INSTRUCTION →
Could you rewrite the records from their first line through the line that contains "search-icon — [1607, 310, 1637, 340]", swapping "expand-chevron-icon" for "expand-arrow-icon" and leaving everything else unchanged?

:: DATASET ::

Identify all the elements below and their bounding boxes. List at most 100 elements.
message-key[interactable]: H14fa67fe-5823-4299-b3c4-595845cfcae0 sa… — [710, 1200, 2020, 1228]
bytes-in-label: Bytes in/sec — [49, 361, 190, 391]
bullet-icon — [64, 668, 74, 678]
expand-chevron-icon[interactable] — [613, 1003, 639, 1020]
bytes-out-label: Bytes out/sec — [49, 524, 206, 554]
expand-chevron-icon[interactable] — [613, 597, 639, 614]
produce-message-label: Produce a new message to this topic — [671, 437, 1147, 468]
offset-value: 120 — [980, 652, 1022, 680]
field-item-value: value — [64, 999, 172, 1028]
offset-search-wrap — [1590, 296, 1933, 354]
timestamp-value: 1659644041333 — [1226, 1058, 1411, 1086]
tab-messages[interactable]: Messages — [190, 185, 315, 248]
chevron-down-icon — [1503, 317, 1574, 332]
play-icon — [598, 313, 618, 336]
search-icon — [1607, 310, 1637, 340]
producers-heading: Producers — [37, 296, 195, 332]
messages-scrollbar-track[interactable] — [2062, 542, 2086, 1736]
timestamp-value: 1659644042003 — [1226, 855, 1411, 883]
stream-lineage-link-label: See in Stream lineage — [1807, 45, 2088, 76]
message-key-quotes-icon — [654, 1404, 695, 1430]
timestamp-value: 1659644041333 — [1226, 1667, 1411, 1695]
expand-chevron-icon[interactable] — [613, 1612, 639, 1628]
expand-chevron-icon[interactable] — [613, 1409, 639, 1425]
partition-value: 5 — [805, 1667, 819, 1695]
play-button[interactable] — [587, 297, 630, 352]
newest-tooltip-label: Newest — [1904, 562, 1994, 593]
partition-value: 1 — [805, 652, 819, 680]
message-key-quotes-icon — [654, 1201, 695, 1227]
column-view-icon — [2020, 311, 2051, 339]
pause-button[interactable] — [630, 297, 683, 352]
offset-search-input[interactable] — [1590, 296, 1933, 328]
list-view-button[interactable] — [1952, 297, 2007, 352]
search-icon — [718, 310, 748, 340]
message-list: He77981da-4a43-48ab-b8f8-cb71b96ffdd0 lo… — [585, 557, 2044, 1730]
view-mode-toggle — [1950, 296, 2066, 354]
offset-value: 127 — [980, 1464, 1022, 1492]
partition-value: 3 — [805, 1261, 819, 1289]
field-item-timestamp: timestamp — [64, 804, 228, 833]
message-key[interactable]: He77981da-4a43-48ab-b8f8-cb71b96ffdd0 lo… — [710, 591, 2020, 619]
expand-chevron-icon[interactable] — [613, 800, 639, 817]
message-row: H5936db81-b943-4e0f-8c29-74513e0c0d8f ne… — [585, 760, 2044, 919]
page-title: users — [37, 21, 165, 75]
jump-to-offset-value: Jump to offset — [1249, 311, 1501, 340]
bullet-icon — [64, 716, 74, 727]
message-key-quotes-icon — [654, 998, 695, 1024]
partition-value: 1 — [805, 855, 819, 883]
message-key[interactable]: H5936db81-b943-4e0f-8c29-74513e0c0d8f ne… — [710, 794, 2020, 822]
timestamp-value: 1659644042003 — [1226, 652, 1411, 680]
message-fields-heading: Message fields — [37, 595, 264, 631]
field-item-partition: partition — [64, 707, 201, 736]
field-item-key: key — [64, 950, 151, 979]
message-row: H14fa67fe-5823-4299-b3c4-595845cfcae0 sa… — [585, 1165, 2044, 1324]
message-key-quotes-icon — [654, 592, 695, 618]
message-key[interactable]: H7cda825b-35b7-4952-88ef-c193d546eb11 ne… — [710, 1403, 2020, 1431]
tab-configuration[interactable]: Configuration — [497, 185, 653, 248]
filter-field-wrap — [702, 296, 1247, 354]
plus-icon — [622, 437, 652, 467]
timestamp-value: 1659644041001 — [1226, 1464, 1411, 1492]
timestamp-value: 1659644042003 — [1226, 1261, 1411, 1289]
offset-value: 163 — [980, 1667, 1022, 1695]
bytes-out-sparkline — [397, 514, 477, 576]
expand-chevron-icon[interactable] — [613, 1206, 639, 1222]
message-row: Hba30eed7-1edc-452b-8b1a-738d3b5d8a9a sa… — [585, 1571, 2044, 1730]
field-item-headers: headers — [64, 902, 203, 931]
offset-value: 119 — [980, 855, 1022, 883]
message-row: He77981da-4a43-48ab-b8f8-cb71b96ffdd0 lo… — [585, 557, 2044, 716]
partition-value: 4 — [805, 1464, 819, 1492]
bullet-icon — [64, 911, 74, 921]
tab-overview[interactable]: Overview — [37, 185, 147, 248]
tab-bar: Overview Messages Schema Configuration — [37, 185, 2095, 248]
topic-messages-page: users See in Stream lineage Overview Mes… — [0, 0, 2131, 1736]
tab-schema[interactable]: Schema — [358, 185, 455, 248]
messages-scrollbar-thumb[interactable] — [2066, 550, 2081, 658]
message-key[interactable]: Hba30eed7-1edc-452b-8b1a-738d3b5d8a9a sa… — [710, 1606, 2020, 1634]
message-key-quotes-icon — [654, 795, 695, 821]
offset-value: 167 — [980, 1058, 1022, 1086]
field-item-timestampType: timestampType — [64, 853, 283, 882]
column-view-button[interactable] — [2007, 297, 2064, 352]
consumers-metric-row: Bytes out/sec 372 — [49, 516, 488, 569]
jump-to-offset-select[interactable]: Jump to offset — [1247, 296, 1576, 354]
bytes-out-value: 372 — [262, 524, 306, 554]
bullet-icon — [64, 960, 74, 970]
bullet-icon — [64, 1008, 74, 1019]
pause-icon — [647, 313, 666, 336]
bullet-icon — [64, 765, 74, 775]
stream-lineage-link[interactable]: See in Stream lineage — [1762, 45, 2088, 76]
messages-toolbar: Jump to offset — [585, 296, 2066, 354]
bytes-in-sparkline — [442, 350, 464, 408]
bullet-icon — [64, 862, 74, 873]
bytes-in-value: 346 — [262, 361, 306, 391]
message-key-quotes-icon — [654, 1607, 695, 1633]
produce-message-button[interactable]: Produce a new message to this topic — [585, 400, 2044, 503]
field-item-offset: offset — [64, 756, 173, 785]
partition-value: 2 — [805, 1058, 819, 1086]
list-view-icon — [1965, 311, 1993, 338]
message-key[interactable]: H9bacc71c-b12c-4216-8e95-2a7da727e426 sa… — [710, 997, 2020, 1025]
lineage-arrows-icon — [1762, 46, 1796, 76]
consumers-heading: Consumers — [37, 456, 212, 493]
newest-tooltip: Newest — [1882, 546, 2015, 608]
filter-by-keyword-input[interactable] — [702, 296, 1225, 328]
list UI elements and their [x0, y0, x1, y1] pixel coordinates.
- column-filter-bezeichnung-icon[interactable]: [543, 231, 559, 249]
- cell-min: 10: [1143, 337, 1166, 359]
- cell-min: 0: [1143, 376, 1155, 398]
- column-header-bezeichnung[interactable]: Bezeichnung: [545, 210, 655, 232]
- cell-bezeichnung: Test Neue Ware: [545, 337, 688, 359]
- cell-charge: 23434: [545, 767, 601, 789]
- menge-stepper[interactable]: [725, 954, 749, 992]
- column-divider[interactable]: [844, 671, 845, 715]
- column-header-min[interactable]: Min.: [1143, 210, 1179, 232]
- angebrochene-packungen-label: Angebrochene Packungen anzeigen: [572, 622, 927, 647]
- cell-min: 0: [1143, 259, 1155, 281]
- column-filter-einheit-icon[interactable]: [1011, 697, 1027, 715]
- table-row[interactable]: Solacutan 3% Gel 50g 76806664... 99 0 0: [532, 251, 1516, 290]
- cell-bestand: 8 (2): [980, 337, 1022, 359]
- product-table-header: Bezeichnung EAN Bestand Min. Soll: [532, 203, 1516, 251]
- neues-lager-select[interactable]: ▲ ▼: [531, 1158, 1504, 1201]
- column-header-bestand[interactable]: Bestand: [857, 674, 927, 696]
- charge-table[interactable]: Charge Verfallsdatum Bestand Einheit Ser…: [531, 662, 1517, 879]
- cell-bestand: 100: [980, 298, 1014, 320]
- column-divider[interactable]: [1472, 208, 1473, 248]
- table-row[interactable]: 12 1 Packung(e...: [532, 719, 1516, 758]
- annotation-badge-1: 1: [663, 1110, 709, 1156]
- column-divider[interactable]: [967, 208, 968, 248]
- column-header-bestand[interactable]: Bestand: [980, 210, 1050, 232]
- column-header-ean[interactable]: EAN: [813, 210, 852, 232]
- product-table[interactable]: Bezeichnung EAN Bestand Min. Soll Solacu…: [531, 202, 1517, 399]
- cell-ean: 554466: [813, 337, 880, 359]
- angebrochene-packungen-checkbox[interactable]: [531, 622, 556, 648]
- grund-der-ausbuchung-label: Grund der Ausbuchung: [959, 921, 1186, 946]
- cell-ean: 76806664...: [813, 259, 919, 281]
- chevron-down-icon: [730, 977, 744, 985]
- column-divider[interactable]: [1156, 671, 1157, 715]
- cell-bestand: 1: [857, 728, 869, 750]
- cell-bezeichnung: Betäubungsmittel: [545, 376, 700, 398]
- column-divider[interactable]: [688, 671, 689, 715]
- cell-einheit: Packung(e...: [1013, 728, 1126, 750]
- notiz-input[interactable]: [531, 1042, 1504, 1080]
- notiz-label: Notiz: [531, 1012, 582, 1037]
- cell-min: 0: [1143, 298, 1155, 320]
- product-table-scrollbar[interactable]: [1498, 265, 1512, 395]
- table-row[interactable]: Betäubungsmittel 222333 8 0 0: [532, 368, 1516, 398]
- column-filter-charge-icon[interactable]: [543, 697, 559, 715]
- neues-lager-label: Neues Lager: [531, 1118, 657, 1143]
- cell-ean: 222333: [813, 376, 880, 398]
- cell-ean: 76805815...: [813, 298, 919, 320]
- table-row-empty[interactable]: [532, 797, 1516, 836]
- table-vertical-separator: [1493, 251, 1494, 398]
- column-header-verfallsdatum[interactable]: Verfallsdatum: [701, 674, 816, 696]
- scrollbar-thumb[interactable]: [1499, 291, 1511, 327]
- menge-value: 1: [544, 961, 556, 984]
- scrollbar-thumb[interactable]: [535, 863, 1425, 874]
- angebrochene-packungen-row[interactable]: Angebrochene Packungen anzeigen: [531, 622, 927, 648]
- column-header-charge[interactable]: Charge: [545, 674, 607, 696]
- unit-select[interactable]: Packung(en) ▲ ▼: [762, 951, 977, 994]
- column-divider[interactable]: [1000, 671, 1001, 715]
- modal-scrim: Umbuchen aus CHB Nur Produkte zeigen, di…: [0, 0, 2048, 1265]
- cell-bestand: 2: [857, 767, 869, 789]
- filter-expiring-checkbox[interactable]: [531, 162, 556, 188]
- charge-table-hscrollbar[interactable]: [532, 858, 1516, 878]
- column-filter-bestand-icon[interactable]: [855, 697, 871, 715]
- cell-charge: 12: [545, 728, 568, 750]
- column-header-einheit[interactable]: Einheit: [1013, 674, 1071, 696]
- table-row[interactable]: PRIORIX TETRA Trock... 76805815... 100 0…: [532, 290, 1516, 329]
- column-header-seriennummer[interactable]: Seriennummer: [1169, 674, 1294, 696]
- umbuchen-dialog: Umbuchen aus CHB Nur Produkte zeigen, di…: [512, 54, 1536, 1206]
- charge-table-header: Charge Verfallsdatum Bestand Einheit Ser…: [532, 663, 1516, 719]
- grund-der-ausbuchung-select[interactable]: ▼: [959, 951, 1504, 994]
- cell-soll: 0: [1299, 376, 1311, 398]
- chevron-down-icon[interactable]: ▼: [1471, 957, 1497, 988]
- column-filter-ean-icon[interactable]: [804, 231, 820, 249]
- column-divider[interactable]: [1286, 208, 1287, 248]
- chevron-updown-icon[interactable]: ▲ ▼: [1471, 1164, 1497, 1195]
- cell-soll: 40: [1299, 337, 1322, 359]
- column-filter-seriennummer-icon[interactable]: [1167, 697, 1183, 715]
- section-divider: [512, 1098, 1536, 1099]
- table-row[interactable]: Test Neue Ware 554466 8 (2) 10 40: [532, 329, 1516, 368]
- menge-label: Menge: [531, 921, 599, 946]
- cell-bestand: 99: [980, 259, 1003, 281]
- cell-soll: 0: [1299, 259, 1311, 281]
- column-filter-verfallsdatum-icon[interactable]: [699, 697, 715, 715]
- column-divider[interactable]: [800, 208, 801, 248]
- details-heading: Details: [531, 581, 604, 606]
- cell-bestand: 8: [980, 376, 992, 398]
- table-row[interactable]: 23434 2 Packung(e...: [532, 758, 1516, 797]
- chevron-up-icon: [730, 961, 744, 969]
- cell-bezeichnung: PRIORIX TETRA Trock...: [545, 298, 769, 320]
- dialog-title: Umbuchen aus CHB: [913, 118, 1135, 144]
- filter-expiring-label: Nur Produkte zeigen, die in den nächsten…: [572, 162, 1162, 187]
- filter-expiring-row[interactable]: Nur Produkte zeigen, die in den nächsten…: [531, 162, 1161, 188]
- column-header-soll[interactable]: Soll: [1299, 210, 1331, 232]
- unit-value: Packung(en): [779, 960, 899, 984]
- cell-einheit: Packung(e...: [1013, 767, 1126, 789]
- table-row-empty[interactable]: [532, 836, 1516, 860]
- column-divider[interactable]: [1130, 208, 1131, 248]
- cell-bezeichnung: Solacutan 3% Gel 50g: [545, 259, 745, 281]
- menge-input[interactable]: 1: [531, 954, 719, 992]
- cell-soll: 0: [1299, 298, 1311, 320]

:::

SOLVED EXERCISE →
Identify all the elements below and their bounding boxes. List at most 100 elements.
message-key[interactable]: H14fa67fe-5823-4299-b3c4-595845cfcae0 sa… — [710, 1200, 2020, 1228]
bytes-in-label: Bytes in/sec — [49, 361, 190, 391]
bullet-icon — [64, 668, 74, 678]
expand-arrow-icon[interactable] — [613, 1003, 639, 1020]
bytes-out-label: Bytes out/sec — [49, 524, 206, 554]
expand-arrow-icon[interactable] — [613, 597, 639, 614]
produce-message-label: Produce a new message to this topic — [671, 437, 1147, 468]
offset-value: 120 — [980, 652, 1022, 680]
field-item-value: value — [64, 999, 172, 1028]
offset-search-wrap — [1590, 296, 1933, 354]
timestamp-value: 1659644041333 — [1226, 1058, 1411, 1086]
tab-messages[interactable]: Messages — [190, 185, 315, 248]
chevron-down-icon — [1503, 317, 1574, 332]
play-icon — [598, 313, 618, 336]
search-icon — [1607, 310, 1637, 340]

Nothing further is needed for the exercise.